* **Problem requirements**
Transcribe every entry word for word. Skip the pictures.

START Records

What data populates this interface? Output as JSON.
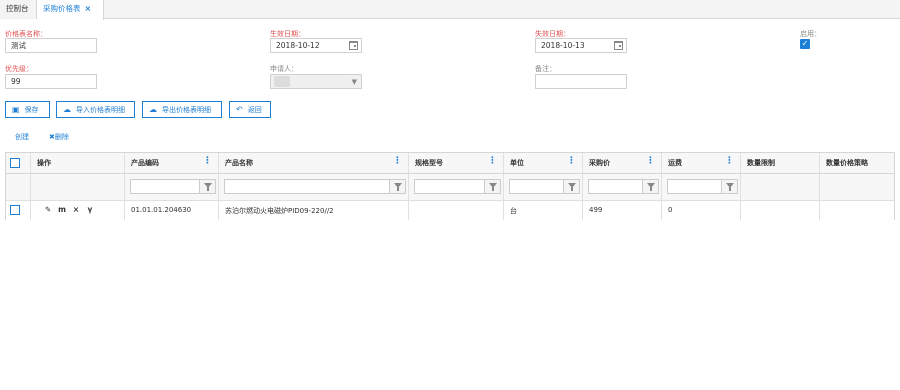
{
  "tabs": [
    {
      "label": "控制台"
    },
    {
      "label": "采购价格表",
      "close": "×"
    }
  ],
  "form": {
    "name": {
      "label": "价格表名称：",
      "value": "测试"
    },
    "start_date": {
      "label": "生效日期：",
      "value": "2018-10-12"
    },
    "end_date": {
      "label": "失效日期：",
      "value": "2018-10-13"
    },
    "enabled": {
      "label": "启用：",
      "checked": true,
      "mark": "✓"
    },
    "priority": {
      "label": "优先级：",
      "value": "99"
    },
    "applicant": {
      "label": "申请人：",
      "value": ""
    },
    "remark": {
      "label": "备注：",
      "value": ""
    }
  },
  "toolbar": {
    "save": "保存",
    "import": "导入价格表明细",
    "export": "导出价格表明细",
    "back": "返回"
  },
  "links": {
    "create": "创建",
    "delete": "删除",
    "delete_mark": "✖"
  },
  "grid": {
    "columns": [
      "操作",
      "产品编码",
      "产品名称",
      "规格型号",
      "单位",
      "采购价",
      "运费",
      "数量限制",
      "数量价格策略"
    ],
    "rows": [
      {
        "code": "01.01.01.204630",
        "name": "苏泊尔燃动火电磁炉PID09-220//2",
        "spec": "",
        "unit": "台",
        "price": "499",
        "freight": "0",
        "qty_limit": "",
        "qty_strategy": ""
      }
    ],
    "row_actions": [
      "✎",
      "m",
      "×",
      "ү"
    ]
  },
  "colors": {
    "accent": "#1e7fd6",
    "required": "#e05050"
  }
}
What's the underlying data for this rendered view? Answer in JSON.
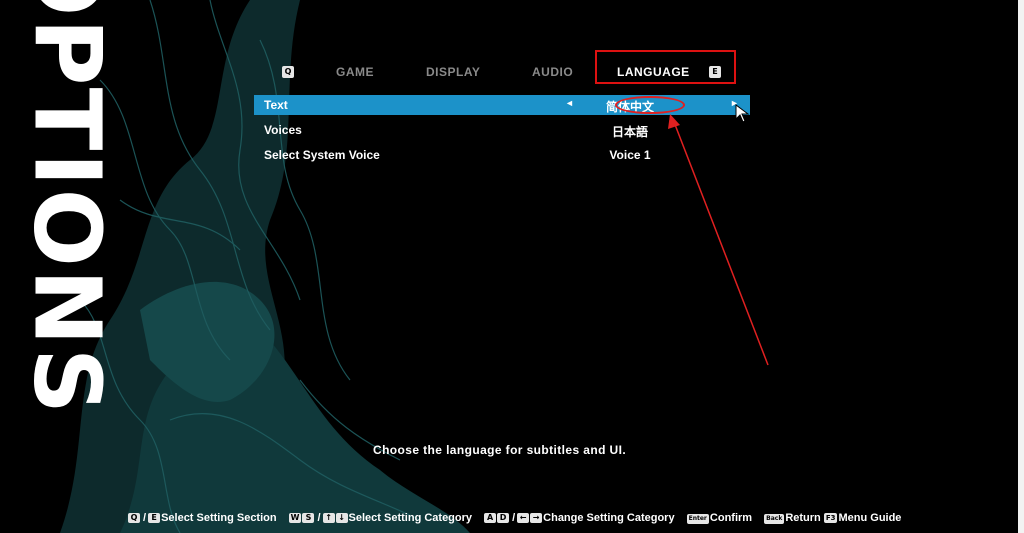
{
  "page": {
    "title": "OPTIONS"
  },
  "tabs": {
    "prev_key": "Q",
    "next_key": "E",
    "items": [
      {
        "label": "GAME",
        "active": false
      },
      {
        "label": "DISPLAY",
        "active": false
      },
      {
        "label": "AUDIO",
        "active": false
      },
      {
        "label": "LANGUAGE",
        "active": true
      }
    ]
  },
  "settings": [
    {
      "label": "Text",
      "value": "简体中文",
      "selected": true
    },
    {
      "label": "Voices",
      "value": "日本語",
      "selected": false
    },
    {
      "label": "Select System Voice",
      "value": "Voice 1",
      "selected": false
    }
  ],
  "arrows": {
    "left": "◄",
    "right": "►"
  },
  "description": "Choose the language for subtitles and UI.",
  "guide": {
    "section_keys": [
      "Q",
      "E"
    ],
    "section_label": "Select Setting Section",
    "category_keys": [
      "W",
      "S",
      "↑",
      "↓"
    ],
    "category_label": "Select Setting Category",
    "change_keys": [
      "A",
      "D",
      "←",
      "→"
    ],
    "change_label": "Change Setting Category",
    "confirm_key": "Enter",
    "confirm_label": "Confirm",
    "return_key": "Back",
    "return_label": "Return",
    "menu_key": "F3",
    "menu_label": "Menu Guide"
  },
  "colors": {
    "accent": "#1c92c9",
    "annotation": "#e02020",
    "background": "#000000",
    "art": "#1f4f52"
  }
}
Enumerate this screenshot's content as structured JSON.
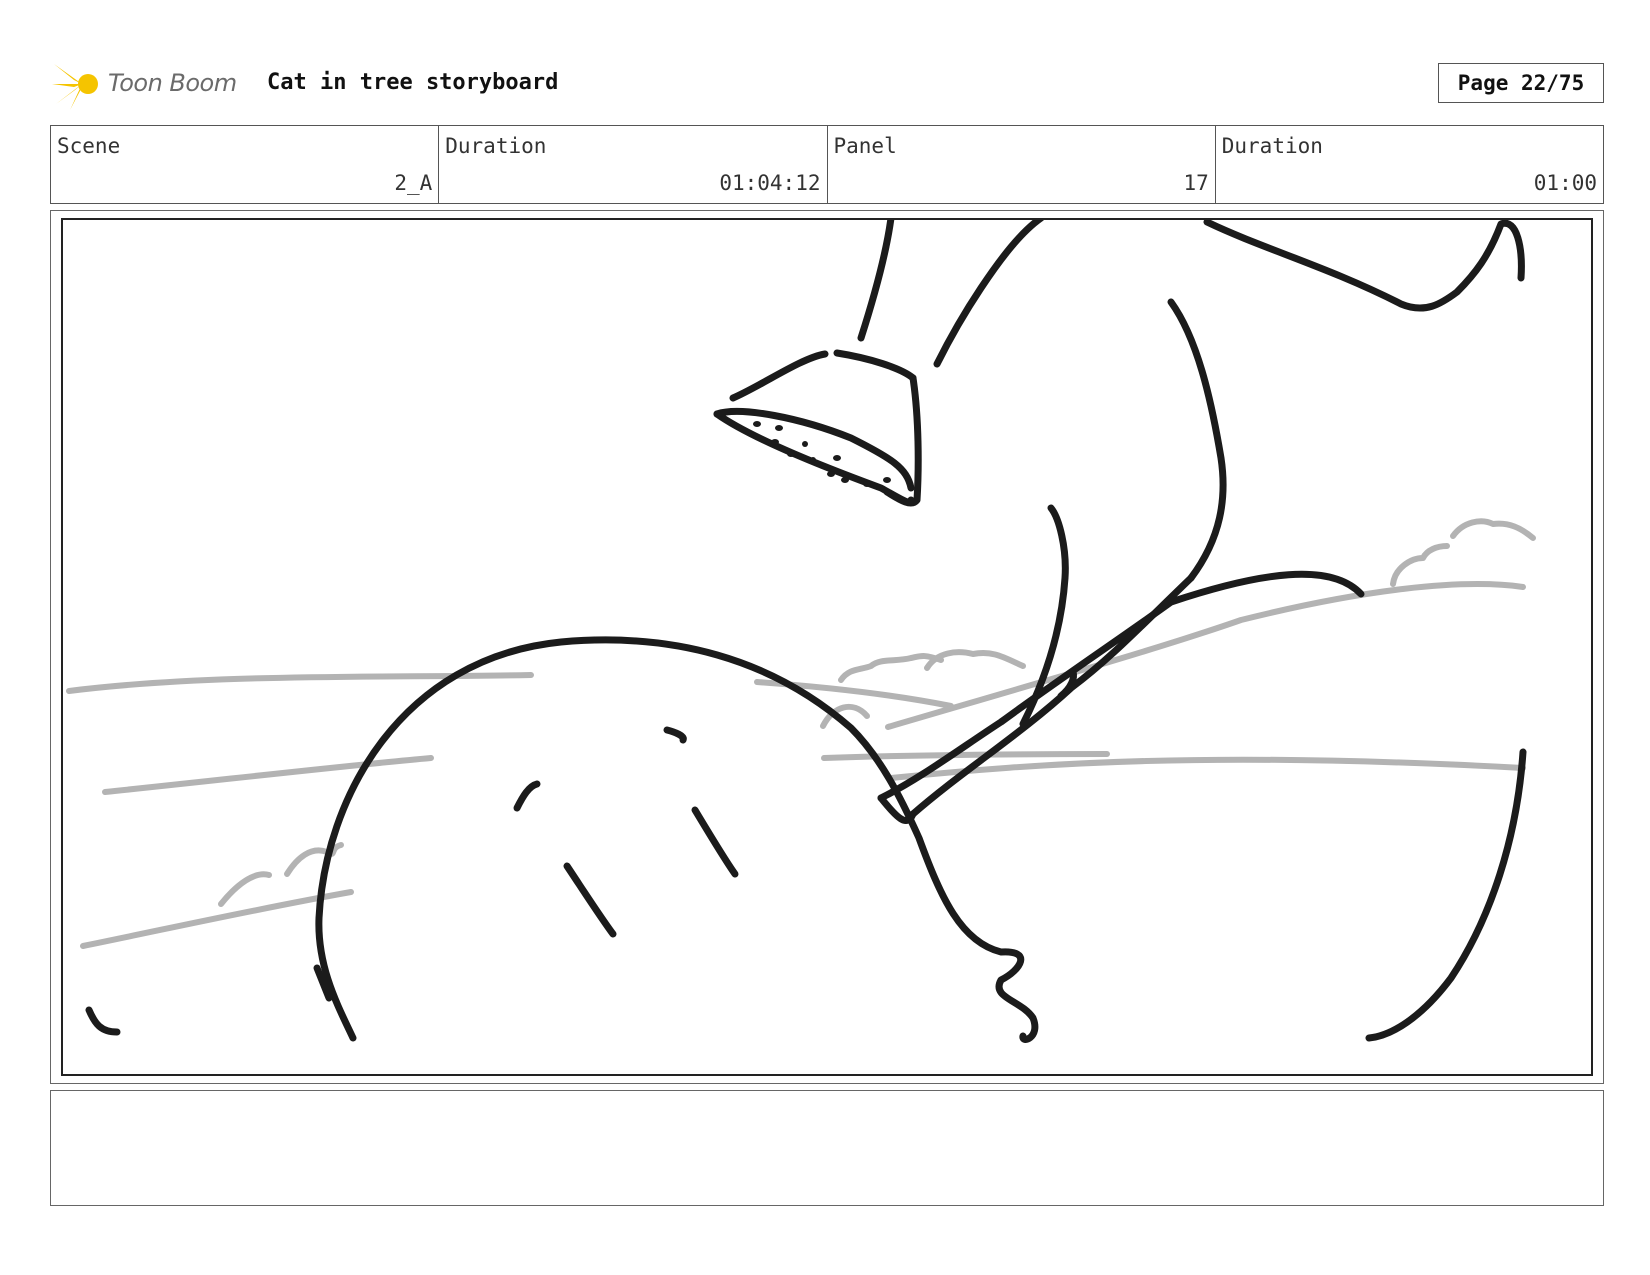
{
  "header": {
    "logo_text": "Toon Boom",
    "title": "Cat in tree storyboard",
    "page": "Page 22/75"
  },
  "info": {
    "scene_label": "Scene",
    "scene_value": "2_A",
    "scene_duration_label": "Duration",
    "scene_duration_value": "01:04:12",
    "panel_label": "Panel",
    "panel_value": "17",
    "panel_duration_label": "Duration",
    "panel_duration_value": "01:00"
  },
  "colors": {
    "logo_star": "#f5c400",
    "sketch_ink": "#1b1b1b",
    "sketch_background": "#b3b3b3"
  },
  "panel": {
    "drawing": "storyboard sketch"
  },
  "notes": {
    "text": ""
  }
}
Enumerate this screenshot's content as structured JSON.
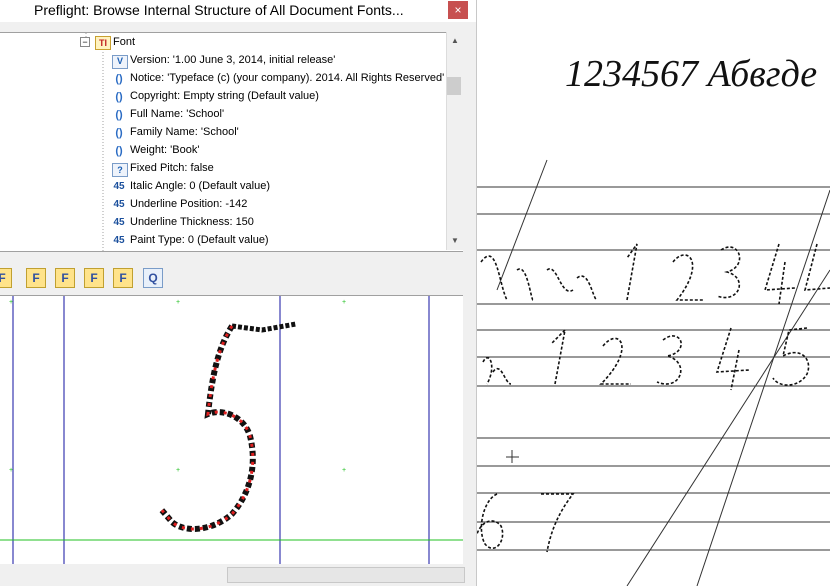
{
  "window": {
    "title": "Preflight: Browse Internal Structure of All Document Fonts..."
  },
  "tree": {
    "root": {
      "label": "Font",
      "icon": "font-node-icon"
    },
    "items": [
      {
        "label": "Version: '1.00 June 3, 2014, initial release'",
        "icon": "string-value-icon"
      },
      {
        "label": "Notice: 'Typeface (c) (your company). 2014. All Rights Reserved'",
        "icon": "paren-value-icon"
      },
      {
        "label": "Copyright: Empty string (Default value)",
        "icon": "paren-value-icon"
      },
      {
        "label": "Full Name: 'School'",
        "icon": "paren-value-icon"
      },
      {
        "label": "Family Name: 'School'",
        "icon": "paren-value-icon"
      },
      {
        "label": "Weight: 'Book'",
        "icon": "paren-value-icon"
      },
      {
        "label": "Fixed Pitch: false",
        "icon": "boolean-value-icon"
      },
      {
        "label": "Italic Angle: 0 (Default value)",
        "icon": "number-value-icon"
      },
      {
        "label": "Underline Position: -142",
        "icon": "number-value-icon"
      },
      {
        "label": "Underline Thickness: 150",
        "icon": "number-value-icon"
      },
      {
        "label": "Paint Type: 0 (Default value)",
        "icon": "number-value-icon"
      }
    ]
  },
  "icons": {
    "string": "V",
    "paren": "()",
    "boolean": "?",
    "number": "45",
    "font": "TI",
    "close": "×",
    "collapse": "−"
  },
  "toolbar": {
    "buttons": [
      "F",
      "F",
      "F",
      "F",
      "F",
      "Q"
    ]
  },
  "preview": {
    "sample_text": "1234567 Абвгде"
  }
}
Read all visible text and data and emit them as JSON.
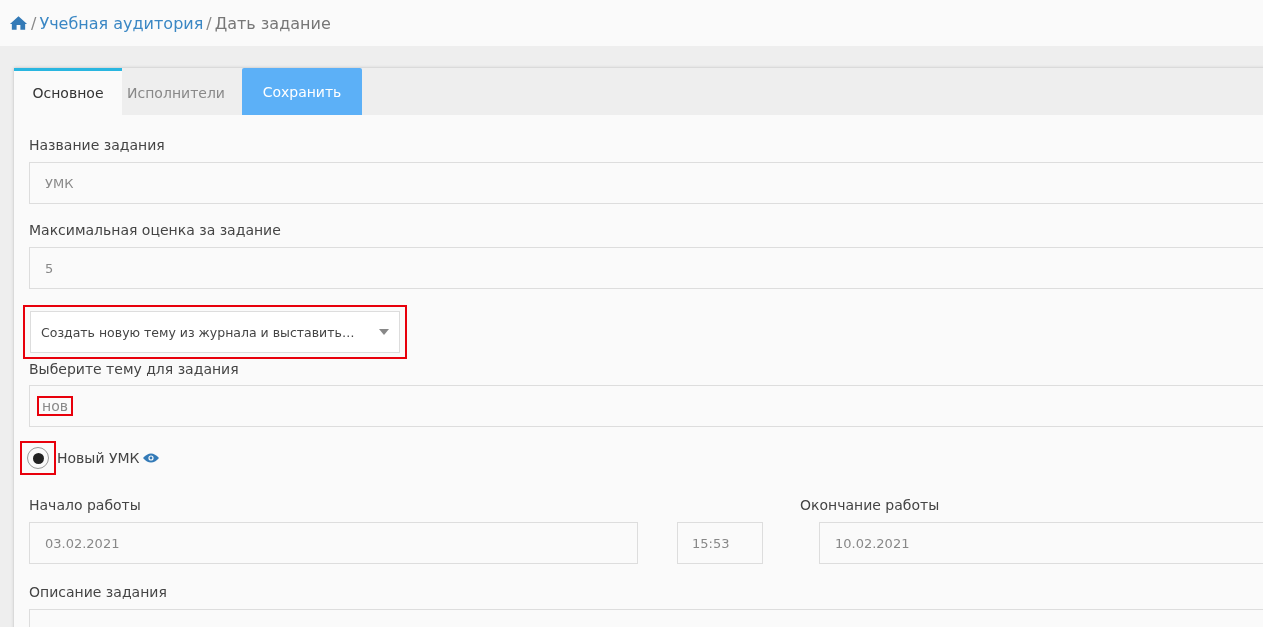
{
  "breadcrumb": {
    "separator_1": "/",
    "link": "Учебная аудитория",
    "separator_2": "/",
    "current": "Дать задание"
  },
  "tabs": [
    {
      "label": "Основное",
      "selected": true
    },
    {
      "label": "Исполнители",
      "selected": false
    }
  ],
  "save_button": "Сохранить",
  "task_name": {
    "label": "Название задания",
    "value": "УМК"
  },
  "max_grade": {
    "label": "Максимальная оценка за задание",
    "value": "5"
  },
  "topic_mode": {
    "value": "Создать новую тему из журнала и выставить…",
    "highlighted": true
  },
  "topic": {
    "label": "Выберите тему для задания",
    "value": "нов",
    "highlighted": true
  },
  "umk_option": {
    "label": "Новый УМК",
    "selected": true,
    "highlighted": true
  },
  "start": {
    "label": "Начало работы",
    "date": "03.02.2021",
    "time": "15:53"
  },
  "end": {
    "label": "Окончание работы",
    "date": "10.02.2021"
  },
  "description": {
    "label": "Описание задания"
  }
}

END Records

* **Problem solution**
What data populates this interface? Output as JSON.
{
  "tabs": [
    {
      "label": "控制台"
    },
    {
      "label": "采购价格表",
      "close": "×"
    }
  ],
  "form": {
    "name": {
      "label": "价格表名称：",
      "value": "测试"
    },
    "start_date": {
      "label": "生效日期：",
      "value": "2018-10-12"
    },
    "end_date": {
      "label": "失效日期：",
      "value": "2018-10-13"
    },
    "enabled": {
      "label": "启用：",
      "checked": true,
      "mark": "✓"
    },
    "priority": {
      "label": "优先级：",
      "value": "99"
    },
    "applicant": {
      "label": "申请人：",
      "value": ""
    },
    "remark": {
      "label": "备注：",
      "value": ""
    }
  },
  "toolbar": {
    "save": "保存",
    "import": "导入价格表明细",
    "export": "导出价格表明细",
    "back": "返回"
  },
  "links": {
    "create": "创建",
    "delete": "删除",
    "delete_mark": "✖"
  },
  "grid": {
    "columns": [
      "操作",
      "产品编码",
      "产品名称",
      "规格型号",
      "单位",
      "采购价",
      "运费",
      "数量限制",
      "数量价格策略"
    ],
    "rows": [
      {
        "code": "01.01.01.204630",
        "name": "苏泊尔燃动火电磁炉PID09-220//2",
        "spec": "",
        "unit": "台",
        "price": "499",
        "freight": "0",
        "qty_limit": "",
        "qty_strategy": ""
      }
    ],
    "row_actions": [
      "✎",
      "m",
      "×",
      "ү"
    ]
  },
  "colors": {
    "accent": "#1e7fd6",
    "required": "#e05050"
  }
}
What's the underlying data for this rendered view? Answer in JSON.
{
  "page": {
    "title": "OPTIONS"
  },
  "tabs": {
    "prev_key": "Q",
    "next_key": "E",
    "items": [
      {
        "label": "GAME",
        "active": false
      },
      {
        "label": "DISPLAY",
        "active": false
      },
      {
        "label": "AUDIO",
        "active": false
      },
      {
        "label": "LANGUAGE",
        "active": true
      }
    ]
  },
  "settings": [
    {
      "label": "Text",
      "value": "简体中文",
      "selected": true
    },
    {
      "label": "Voices",
      "value": "日本語",
      "selected": false
    },
    {
      "label": "Select System Voice",
      "value": "Voice 1",
      "selected": false
    }
  ],
  "arrows": {
    "left": "◄",
    "right": "►"
  },
  "description": "Choose the language for subtitles and UI.",
  "guide": {
    "section_keys": [
      "Q",
      "E"
    ],
    "section_label": "Select Setting Section",
    "category_keys": [
      "W",
      "S",
      "↑",
      "↓"
    ],
    "category_label": "Select Setting Category",
    "change_keys": [
      "A",
      "D",
      "←",
      "→"
    ],
    "change_label": "Change Setting Category",
    "confirm_key": "Enter",
    "confirm_label": "Confirm",
    "return_key": "Back",
    "return_label": "Return",
    "menu_key": "F3",
    "menu_label": "Menu Guide"
  },
  "colors": {
    "accent": "#1c92c9",
    "annotation": "#e02020",
    "background": "#000000",
    "art": "#1f4f52"
  }
}
Enumerate this screenshot's content as structured JSON.
{
  "header": {
    "logo_text": "Toon Boom",
    "title": "Cat in tree storyboard",
    "page": "Page 22/75"
  },
  "info": {
    "scene_label": "Scene",
    "scene_value": "2_A",
    "scene_duration_label": "Duration",
    "scene_duration_value": "01:04:12",
    "panel_label": "Panel",
    "panel_value": "17",
    "panel_duration_label": "Duration",
    "panel_duration_value": "01:00"
  },
  "colors": {
    "logo_star": "#f5c400",
    "sketch_ink": "#1b1b1b",
    "sketch_background": "#b3b3b3"
  },
  "panel": {
    "drawing": "storyboard sketch"
  },
  "notes": {
    "text": ""
  }
}
Enumerate this screenshot's content as structured JSON.
{
  "window": {
    "title": "Preflight: Browse Internal Structure of All Document Fonts..."
  },
  "tree": {
    "root": {
      "label": "Font",
      "icon": "font-node-icon"
    },
    "items": [
      {
        "label": "Version: '1.00 June 3, 2014, initial release'",
        "icon": "string-value-icon"
      },
      {
        "label": "Notice: 'Typeface (c) (your company). 2014. All Rights Reserved'",
        "icon": "paren-value-icon"
      },
      {
        "label": "Copyright: Empty string (Default value)",
        "icon": "paren-value-icon"
      },
      {
        "label": "Full Name: 'School'",
        "icon": "paren-value-icon"
      },
      {
        "label": "Family Name: 'School'",
        "icon": "paren-value-icon"
      },
      {
        "label": "Weight: 'Book'",
        "icon": "paren-value-icon"
      },
      {
        "label": "Fixed Pitch: false",
        "icon": "boolean-value-icon"
      },
      {
        "label": "Italic Angle: 0 (Default value)",
        "icon": "number-value-icon"
      },
      {
        "label": "Underline Position: -142",
        "icon": "number-value-icon"
      },
      {
        "label": "Underline Thickness: 150",
        "icon": "number-value-icon"
      },
      {
        "label": "Paint Type: 0 (Default value)",
        "icon": "number-value-icon"
      }
    ]
  },
  "icons": {
    "string": "V",
    "paren": "()",
    "boolean": "?",
    "number": "45",
    "font": "TI",
    "close": "×",
    "collapse": "−"
  },
  "toolbar": {
    "buttons": [
      "F",
      "F",
      "F",
      "F",
      "F",
      "Q"
    ]
  },
  "preview": {
    "sample_text": "1234567 Абвгде"
  }
}
Read all visible text and data and emit them as JSON.
{
  "breadcrumb": {
    "separator_1": "/",
    "link": "Учебная аудитория",
    "separator_2": "/",
    "current": "Дать задание"
  },
  "tabs": [
    {
      "label": "Основное",
      "selected": true
    },
    {
      "label": "Исполнители",
      "selected": false
    }
  ],
  "save_button": "Сохранить",
  "task_name": {
    "label": "Название задания",
    "value": "УМК"
  },
  "max_grade": {
    "label": "Максимальная оценка за задание",
    "value": "5"
  },
  "topic_mode": {
    "value": "Создать новую тему из журнала и выставить…",
    "highlighted": true
  },
  "topic": {
    "label": "Выберите тему для задания",
    "value": "нов",
    "highlighted": true
  },
  "umk_option": {
    "label": "Новый УМК",
    "selected": true,
    "highlighted": true
  },
  "start": {
    "label": "Начало работы",
    "date": "03.02.2021",
    "time": "15:53"
  },
  "end": {
    "label": "Окончание работы",
    "date": "10.02.2021"
  },
  "description": {
    "label": "Описание задания"
  }
}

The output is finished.